◆ **Problem description**
Exactly reproduce the entries, dropping any pictures from your copy.

[Begin Dataset]

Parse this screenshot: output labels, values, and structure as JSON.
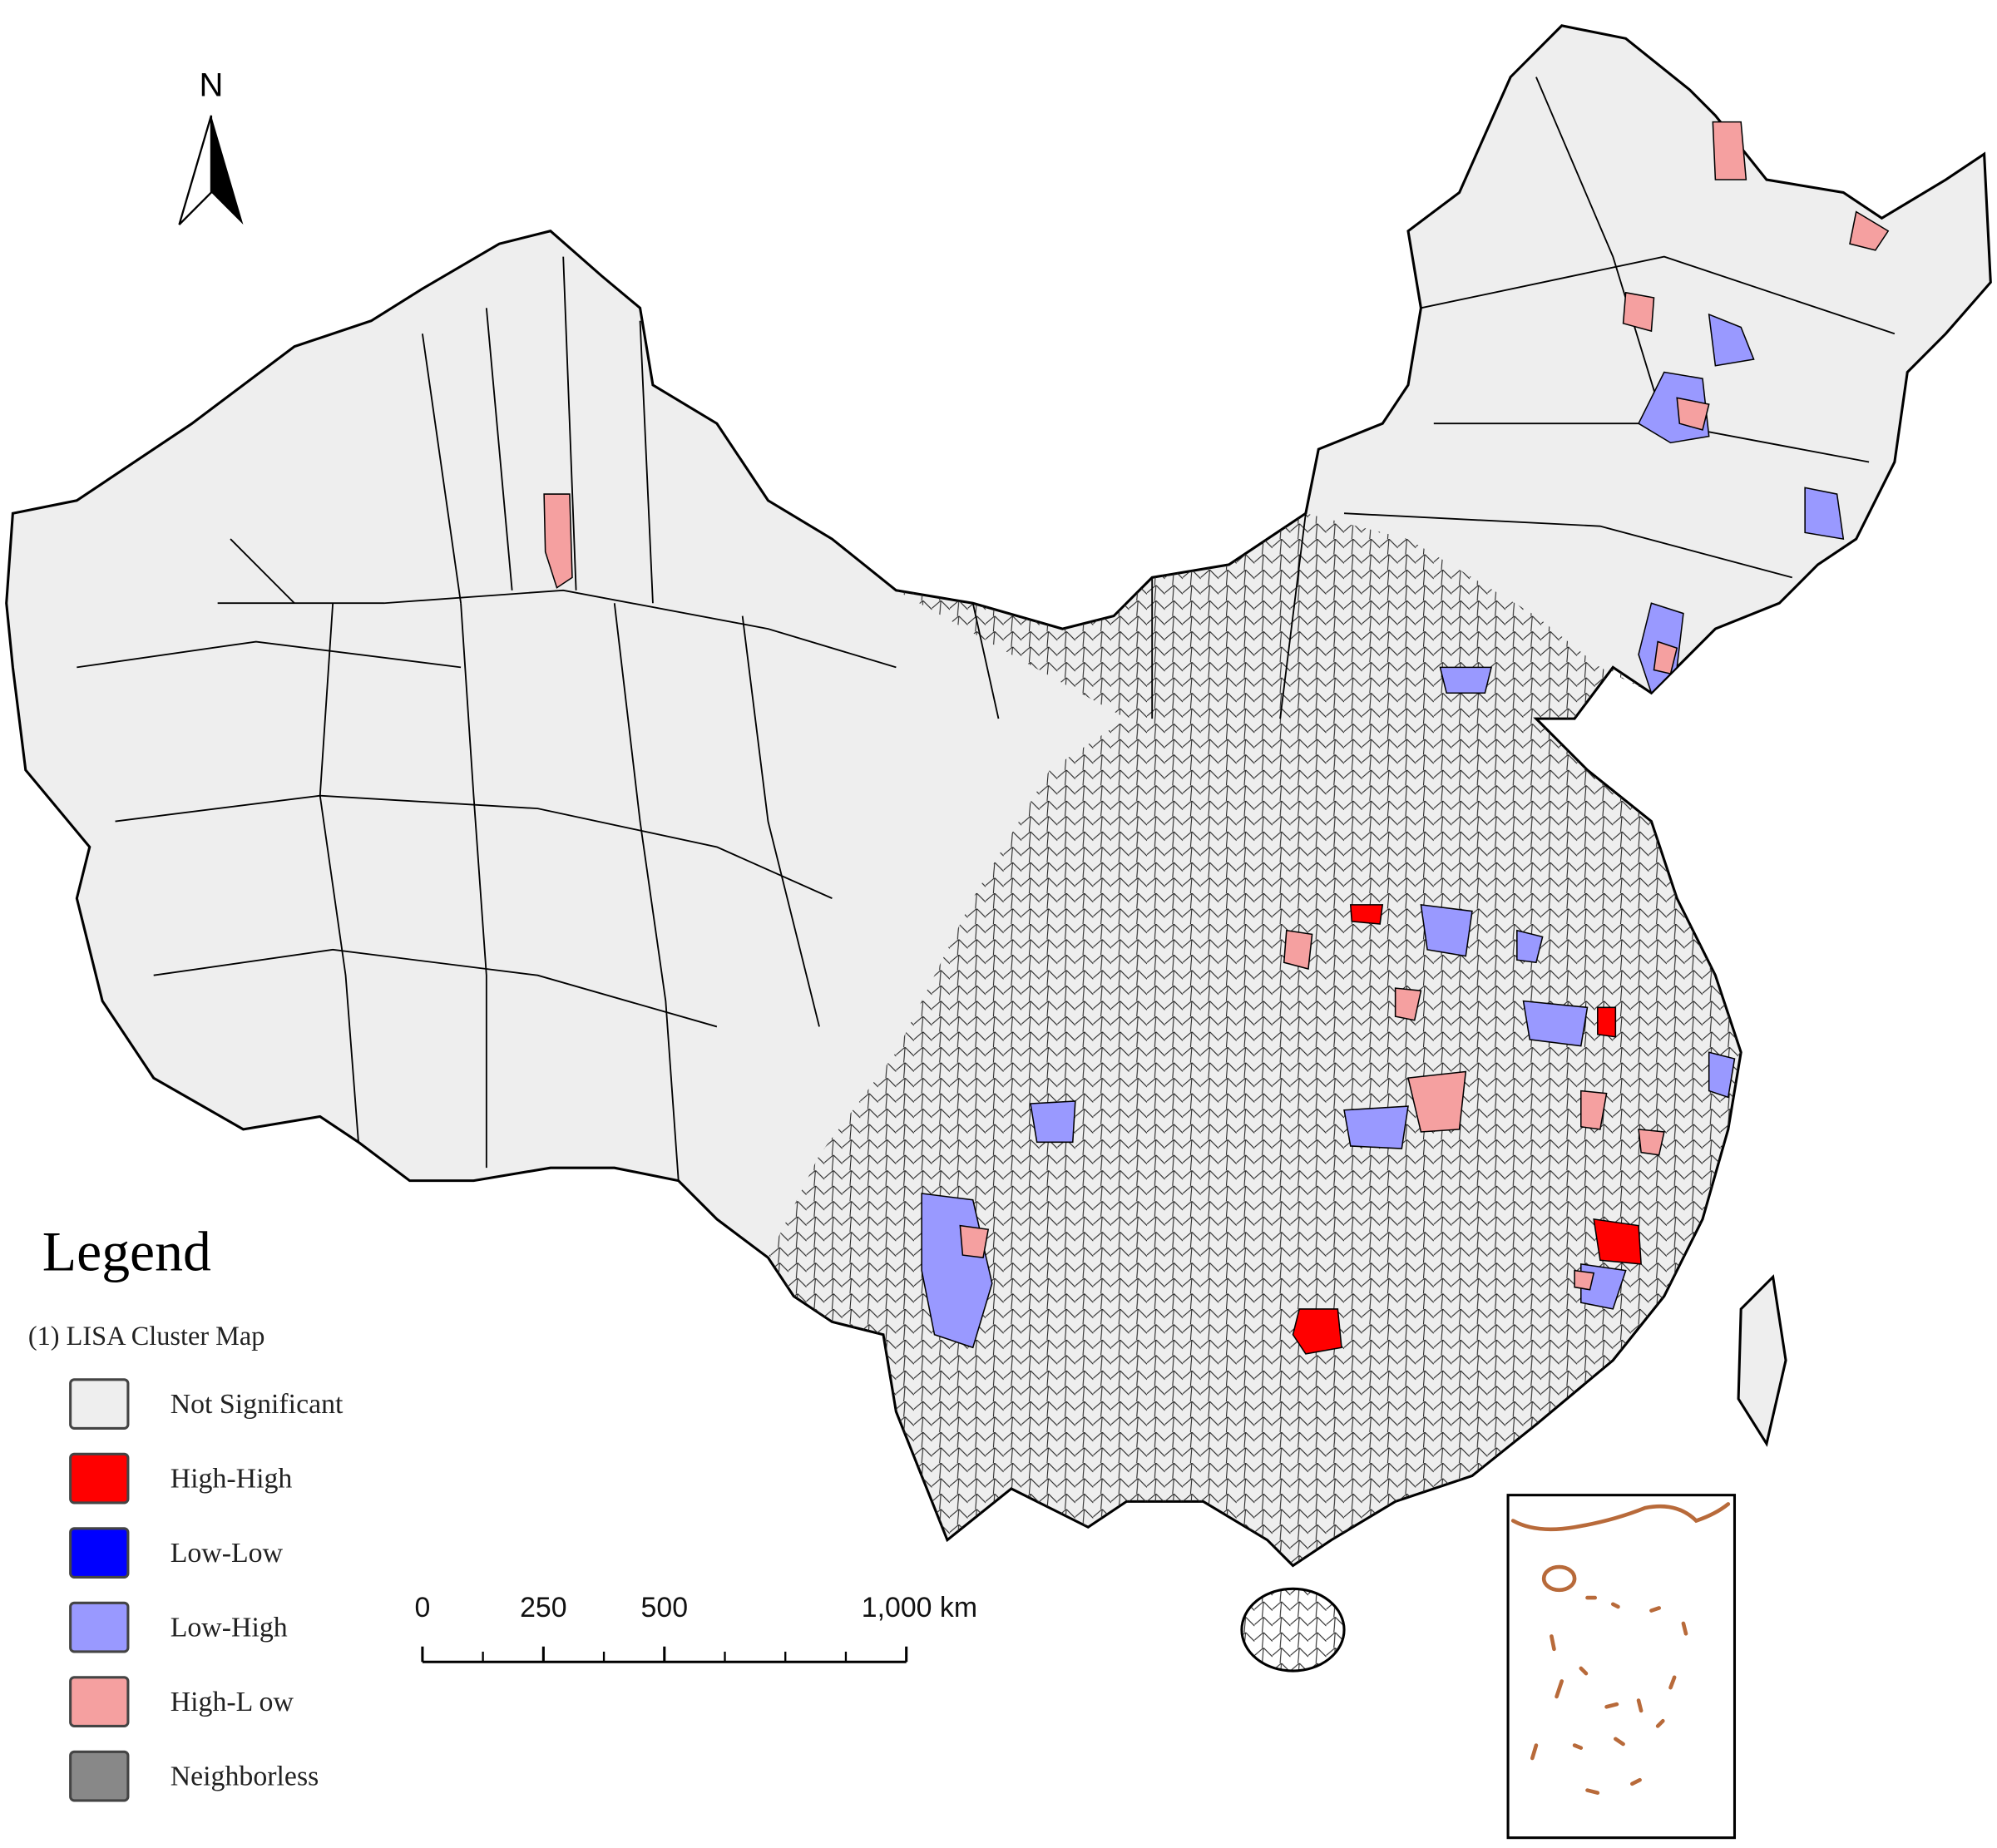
{
  "north_arrow": {
    "label": "N"
  },
  "legend": {
    "title": "Legend",
    "subtitle": "(1) LISA Cluster Map",
    "items": [
      {
        "label": "Not Significant",
        "color": "#eeeeee"
      },
      {
        "label": "High-High",
        "color": "#ff0000"
      },
      {
        "label": "Low-Low",
        "color": "#0000ff"
      },
      {
        "label": "Low-High",
        "color": "#9999ff"
      },
      {
        "label": "High-L ow",
        "color": "#f5a0a0"
      },
      {
        "label": "Neighborless",
        "color": "#888888"
      }
    ]
  },
  "scale_bar": {
    "ticks": [
      0,
      250,
      500,
      {
        "value": 1000,
        "label": "1,000 km"
      }
    ]
  }
}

[End Dataset]

◆ **Solution for this problem**
Parse this screenshot: output labels, values, and structure as JSON.
{
  "north_arrow": {
    "label": "N"
  },
  "legend": {
    "title": "Legend",
    "subtitle": "(1) LISA Cluster Map",
    "items": [
      {
        "label": "Not Significant",
        "color": "#eeeeee"
      },
      {
        "label": "High-High",
        "color": "#ff0000"
      },
      {
        "label": "Low-Low",
        "color": "#0000ff"
      },
      {
        "label": "Low-High",
        "color": "#9999ff"
      },
      {
        "label": "High-L ow",
        "color": "#f5a0a0"
      },
      {
        "label": "Neighborless",
        "color": "#888888"
      }
    ]
  },
  "scale_bar": {
    "ticks": [
      0,
      250,
      500,
      {
        "value": 1000,
        "label": "1,000 km"
      }
    ]
  }
}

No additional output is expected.